Supplied entries ::
================

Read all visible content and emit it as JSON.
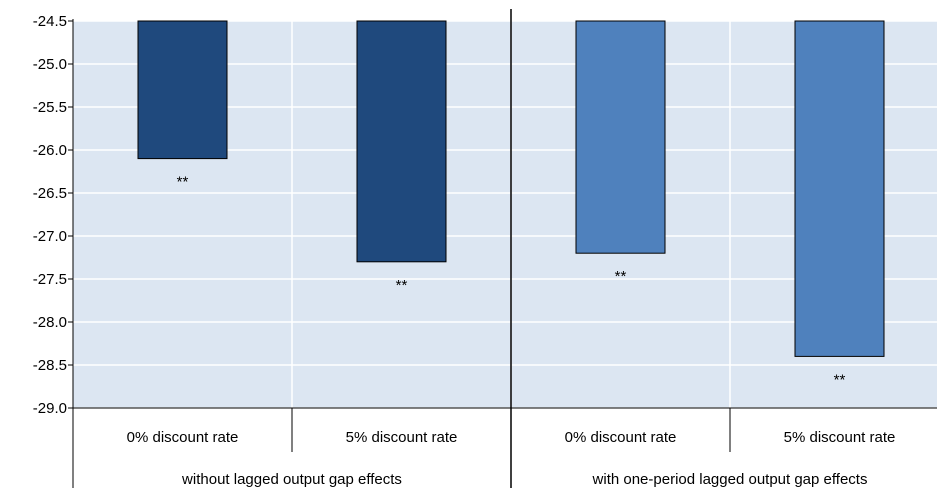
{
  "chart_data": {
    "type": "bar",
    "title": "",
    "xlabel": "",
    "ylabel": "",
    "ylim": [
      -29.0,
      -24.5
    ],
    "y_ticks": [
      "-24.5",
      "-25.0",
      "-25.5",
      "-26.0",
      "-26.5",
      "-27.0",
      "-27.5",
      "-28.0",
      "-28.5",
      "-29.0"
    ],
    "grid": true,
    "categories": [
      "0% discount rate",
      "5% discount rate",
      "0% discount rate",
      "5% discount rate"
    ],
    "groups": [
      {
        "label": "without lagged output gap effects",
        "span": [
          0,
          1
        ]
      },
      {
        "label": "with one-period lagged output gap effects",
        "span": [
          2,
          3
        ]
      }
    ],
    "values": [
      -26.1,
      -27.3,
      -27.2,
      -28.4
    ],
    "bar_colors": [
      "#1F497D",
      "#1F497D",
      "#4F81BD",
      "#4F81BD"
    ],
    "annotations": [
      "**",
      "**",
      "**",
      "**"
    ],
    "plot_background": "#DCE6F2",
    "grid_color": "#FFFFFF"
  }
}
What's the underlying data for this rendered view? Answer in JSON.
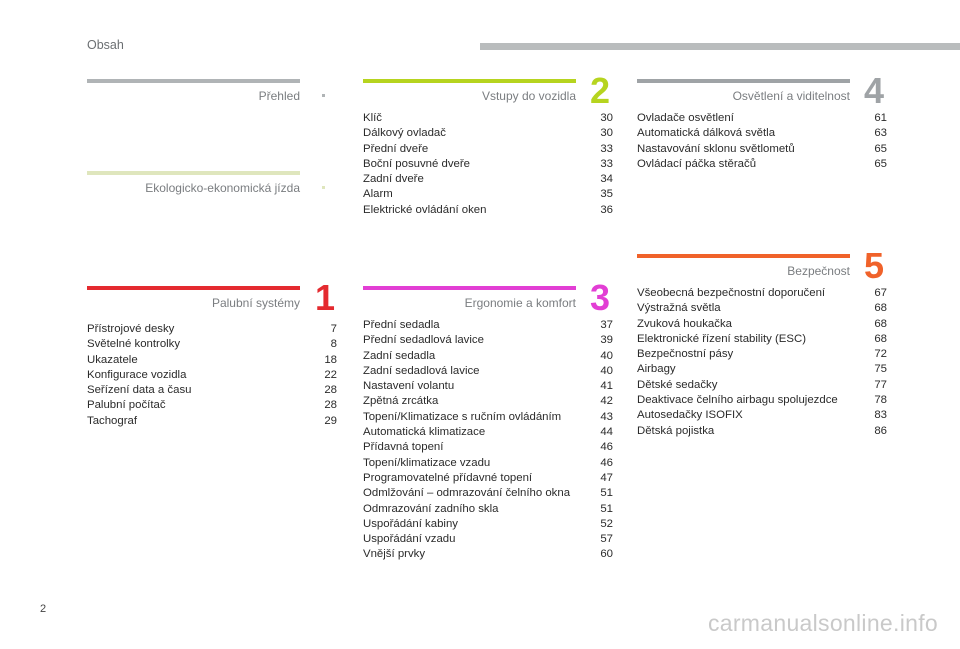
{
  "header": {
    "title": "Obsah"
  },
  "sections": {
    "prehled": {
      "title": "Přehled",
      "color": "#b0b4b6"
    },
    "eko": {
      "title": "Ekologicko-ekonomická jízda",
      "color": "#dfe6bd"
    },
    "s1": {
      "number": "1",
      "title": "Palubní systémy",
      "color": "#e42a2f",
      "items": [
        {
          "label": "Přístrojové desky",
          "page": "7"
        },
        {
          "label": "Světelné kontrolky",
          "page": "8"
        },
        {
          "label": "Ukazatele",
          "page": "18"
        },
        {
          "label": "Konfigurace vozidla",
          "page": "22"
        },
        {
          "label": "Seřízení data a času",
          "page": "28"
        },
        {
          "label": "Palubní počítač",
          "page": "28"
        },
        {
          "label": "Tachograf",
          "page": "29"
        }
      ]
    },
    "s2": {
      "number": "2",
      "title": "Vstupy do vozidla",
      "color": "#b6d41f",
      "items": [
        {
          "label": "Klíč",
          "page": "30"
        },
        {
          "label": "Dálkový ovladač",
          "page": "30"
        },
        {
          "label": "Přední dveře",
          "page": "33"
        },
        {
          "label": "Boční posuvné dveře",
          "page": "33"
        },
        {
          "label": "Zadní dveře",
          "page": "34"
        },
        {
          "label": "Alarm",
          "page": "35"
        },
        {
          "label": "Elektrické ovládání oken",
          "page": "36"
        }
      ]
    },
    "s3": {
      "number": "3",
      "title": "Ergonomie a komfort",
      "color": "#e23ed4",
      "items": [
        {
          "label": "Přední sedadla",
          "page": "37"
        },
        {
          "label": "Přední sedadlová lavice",
          "page": "39"
        },
        {
          "label": "Zadní sedadla",
          "page": "40"
        },
        {
          "label": "Zadní sedadlová lavice",
          "page": "40"
        },
        {
          "label": "Nastavení volantu",
          "page": "41"
        },
        {
          "label": "Zpětná zrcátka",
          "page": "42"
        },
        {
          "label": "Topení/Klimatizace s ručním ovládáním",
          "page": "43"
        },
        {
          "label": "Automatická klimatizace",
          "page": "44"
        },
        {
          "label": "Přídavná topení",
          "page": "46"
        },
        {
          "label": "Topení/klimatizace vzadu",
          "page": "46"
        },
        {
          "label": "Programovatelné přídavné topení",
          "page": "47"
        },
        {
          "label": "Odmlžování – odmrazování čelního okna",
          "page": "51"
        },
        {
          "label": "Odmrazování zadního skla",
          "page": "51"
        },
        {
          "label": "Uspořádání kabiny",
          "page": "52"
        },
        {
          "label": "Uspořádání vzadu",
          "page": "57"
        },
        {
          "label": "Vnější prvky",
          "page": "60"
        }
      ]
    },
    "s4": {
      "number": "4",
      "title": "Osvětlení a viditelnost",
      "color": "#9fa3a6",
      "items": [
        {
          "label": "Ovladače osvětlení",
          "page": "61"
        },
        {
          "label": "Automatická dálková světla",
          "page": "63"
        },
        {
          "label": "Nastavování sklonu světlometů",
          "page": "65"
        },
        {
          "label": "Ovládací páčka stěračů",
          "page": "65"
        }
      ]
    },
    "s5": {
      "number": "5",
      "title": "Bezpečnost",
      "color": "#f0622a",
      "items": [
        {
          "label": "Všeobecná bezpečnostní doporučení",
          "page": "67"
        },
        {
          "label": "Výstražná světla",
          "page": "68"
        },
        {
          "label": "Zvuková houkačka",
          "page": "68"
        },
        {
          "label": "Elektronické řízení stability (ESC)",
          "page": "68"
        },
        {
          "label": "Bezpečnostní pásy",
          "page": "72"
        },
        {
          "label": "Airbagy",
          "page": "75"
        },
        {
          "label": "Dětské sedačky",
          "page": "77"
        },
        {
          "label": "Deaktivace čelního airbagu spolujezdce",
          "page": "78"
        },
        {
          "label": "Autosedačky ISOFIX",
          "page": "83"
        },
        {
          "label": "Dětská pojistka",
          "page": "86"
        }
      ]
    }
  },
  "footer": {
    "page_number": "2",
    "watermark": "carmanualsonline.info"
  }
}
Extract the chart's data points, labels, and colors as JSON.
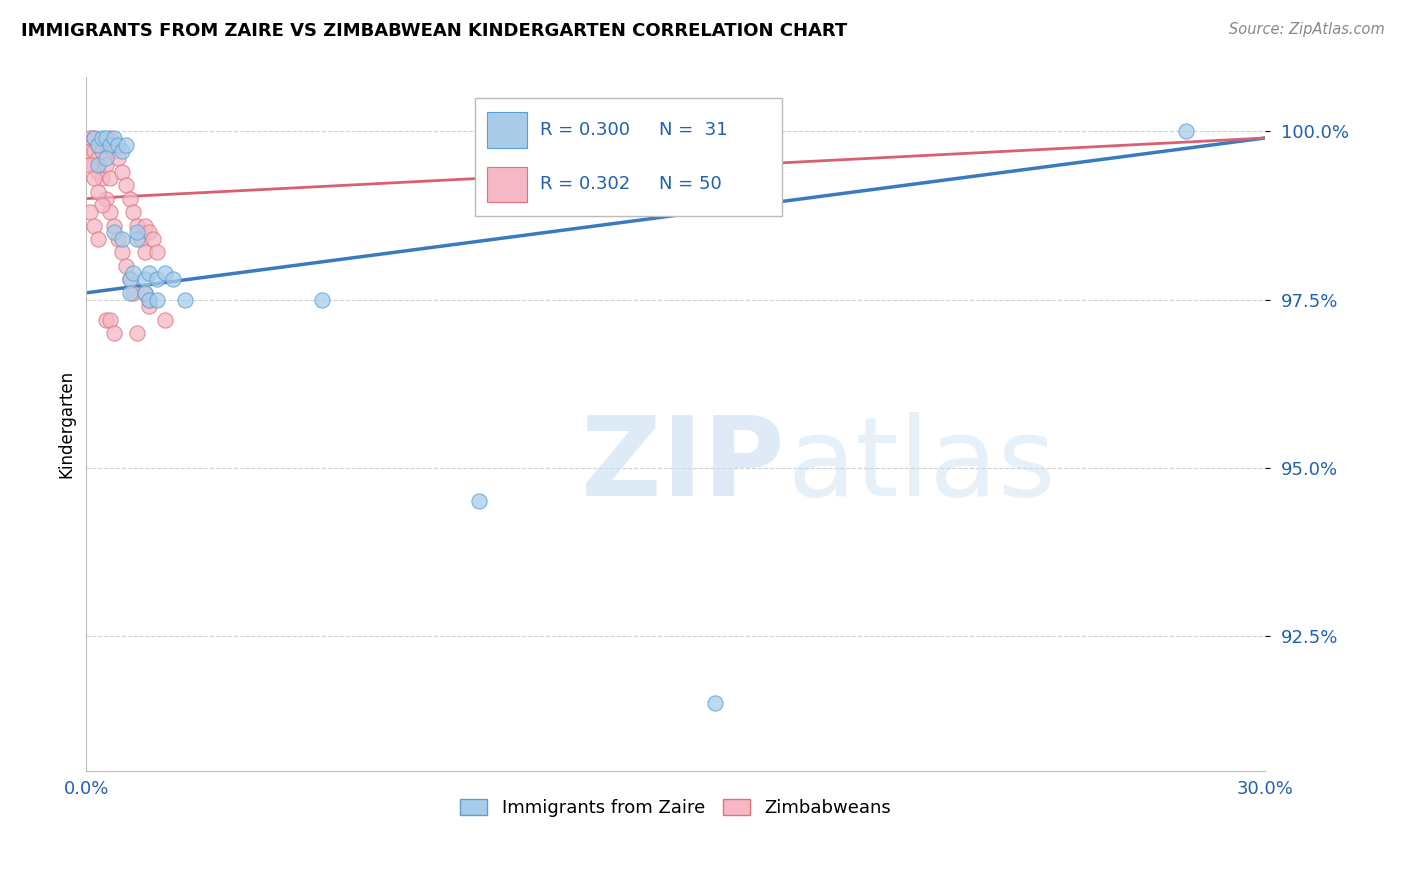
{
  "title": "IMMIGRANTS FROM ZAIRE VS ZIMBABWEAN KINDERGARTEN CORRELATION CHART",
  "source": "Source: ZipAtlas.com",
  "ylabel": "Kindergarten",
  "ytick_vals": [
    0.925,
    0.95,
    0.975,
    1.0
  ],
  "ytick_labels": [
    "92.5%",
    "95.0%",
    "97.5%",
    "100.0%"
  ],
  "xtick_vals": [
    0.0,
    0.05,
    0.1,
    0.15,
    0.2,
    0.25,
    0.3
  ],
  "xtick_labels": [
    "0.0%",
    "",
    "",
    "",
    "",
    "",
    "30.0%"
  ],
  "xlim": [
    0.0,
    0.3
  ],
  "ylim": [
    0.905,
    1.008
  ],
  "blue_label": "Immigrants from Zaire",
  "pink_label": "Zimbabweans",
  "blue_color": "#a8cce8",
  "pink_color": "#f5b8c4",
  "blue_edge_color": "#5a9fd4",
  "pink_edge_color": "#e07080",
  "blue_line_color": "#3a7abf",
  "pink_line_color": "#d96070",
  "text_color": "#2060b0",
  "legend_R_blue": "R = 0.300",
  "legend_N_blue": "N =  31",
  "legend_R_pink": "R = 0.302",
  "legend_N_pink": "N = 50",
  "blue_scatter_x": [
    0.002,
    0.003,
    0.004,
    0.005,
    0.006,
    0.007,
    0.008,
    0.009,
    0.01,
    0.011,
    0.012,
    0.013,
    0.015,
    0.016,
    0.018,
    0.02,
    0.022,
    0.025,
    0.003,
    0.005,
    0.007,
    0.009,
    0.011,
    0.013,
    0.015,
    0.016,
    0.018,
    0.06,
    0.1,
    0.16,
    0.28
  ],
  "blue_scatter_y": [
    0.999,
    0.998,
    0.999,
    0.999,
    0.998,
    0.999,
    0.998,
    0.997,
    0.998,
    0.978,
    0.979,
    0.984,
    0.978,
    0.979,
    0.978,
    0.979,
    0.978,
    0.975,
    0.995,
    0.996,
    0.985,
    0.984,
    0.976,
    0.985,
    0.976,
    0.975,
    0.975,
    0.975,
    0.945,
    0.915,
    1.0
  ],
  "pink_scatter_x": [
    0.001,
    0.001,
    0.002,
    0.002,
    0.002,
    0.003,
    0.003,
    0.003,
    0.004,
    0.004,
    0.005,
    0.005,
    0.005,
    0.006,
    0.006,
    0.006,
    0.007,
    0.007,
    0.008,
    0.008,
    0.009,
    0.009,
    0.01,
    0.01,
    0.011,
    0.011,
    0.012,
    0.012,
    0.013,
    0.014,
    0.015,
    0.015,
    0.016,
    0.016,
    0.017,
    0.018,
    0.001,
    0.002,
    0.003,
    0.004,
    0.001,
    0.002,
    0.003,
    0.005,
    0.006,
    0.007,
    0.013,
    0.015,
    0.016,
    0.02
  ],
  "pink_scatter_y": [
    0.999,
    0.997,
    0.999,
    0.997,
    0.995,
    0.998,
    0.996,
    0.994,
    0.997,
    0.993,
    0.998,
    0.995,
    0.99,
    0.999,
    0.993,
    0.988,
    0.997,
    0.986,
    0.996,
    0.984,
    0.994,
    0.982,
    0.992,
    0.98,
    0.99,
    0.978,
    0.988,
    0.976,
    0.986,
    0.984,
    0.986,
    0.982,
    0.985,
    0.975,
    0.984,
    0.982,
    0.995,
    0.993,
    0.991,
    0.989,
    0.988,
    0.986,
    0.984,
    0.972,
    0.972,
    0.97,
    0.97,
    0.976,
    0.974,
    0.972
  ],
  "blue_line_x": [
    0.0,
    0.3
  ],
  "blue_line_y": [
    0.976,
    0.999
  ],
  "pink_line_x": [
    0.0,
    0.3
  ],
  "pink_line_y": [
    0.99,
    0.999
  ],
  "grid_color": "#d0d0d0",
  "marker_size": 120
}
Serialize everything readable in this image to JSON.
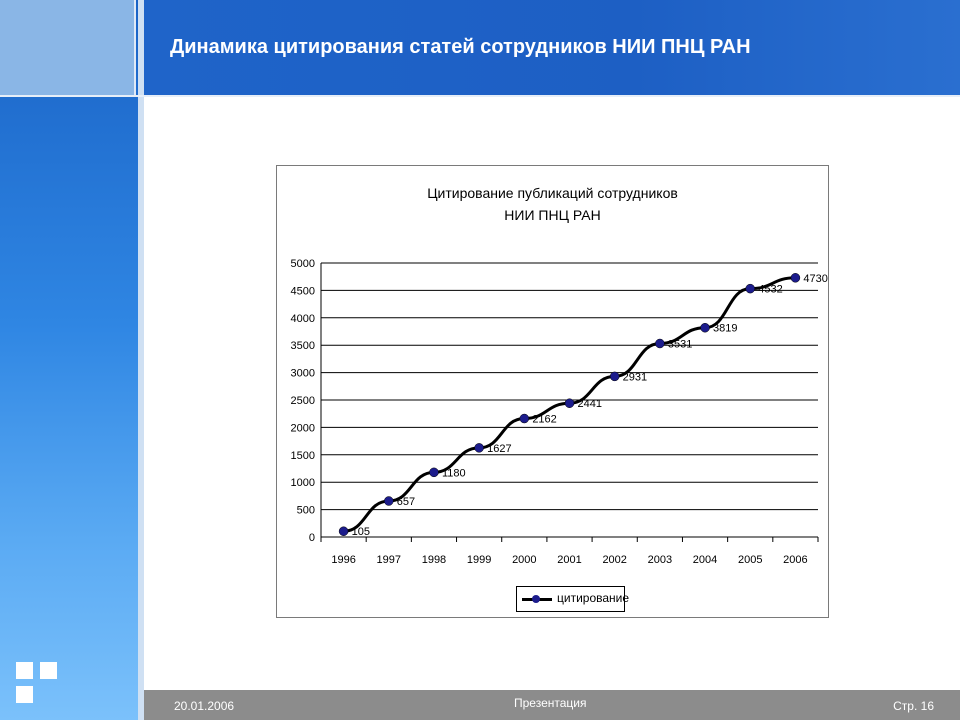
{
  "slide": {
    "title": "Динамика цитирования статей сотрудников НИИ ПНЦ РАН",
    "footer_date": "20.01.2006",
    "footer_center": "Презентация",
    "footer_page": "Стр. 16"
  },
  "colors": {
    "header_blue": "#1f64c9",
    "sidebar_blue": "#2f86e3",
    "footer_gray": "#8c8c8c",
    "line": "#000000",
    "marker": "#1c1c8c"
  },
  "chart_data": {
    "type": "line",
    "title_line1": "Цитирование публикаций сотрудников",
    "title_line2": "НИИ ПНЦ РАН",
    "x": [
      "1996",
      "1997",
      "1998",
      "1999",
      "2000",
      "2001",
      "2002",
      "2003",
      "2004",
      "2005",
      "2006"
    ],
    "series": [
      {
        "name": "цитирование",
        "values": [
          105,
          657,
          1180,
          1627,
          2162,
          2441,
          2931,
          3531,
          3819,
          4532,
          4730
        ]
      }
    ],
    "ylim": [
      0,
      5000
    ],
    "yticks": [
      0,
      500,
      1000,
      1500,
      2000,
      2500,
      3000,
      3500,
      4000,
      4500,
      5000
    ],
    "grid": "horizontal",
    "legend_position": "bottom",
    "xlabel": "",
    "ylabel": ""
  }
}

================

What you have to do ::
List every line in the records above that contains the word "сотрудников".

Final answer ::
    "title": "Динамика цитирования статей сотрудников НИИ ПНЦ РАН",
    "title_line1": "Цитирование публикаций сотрудников",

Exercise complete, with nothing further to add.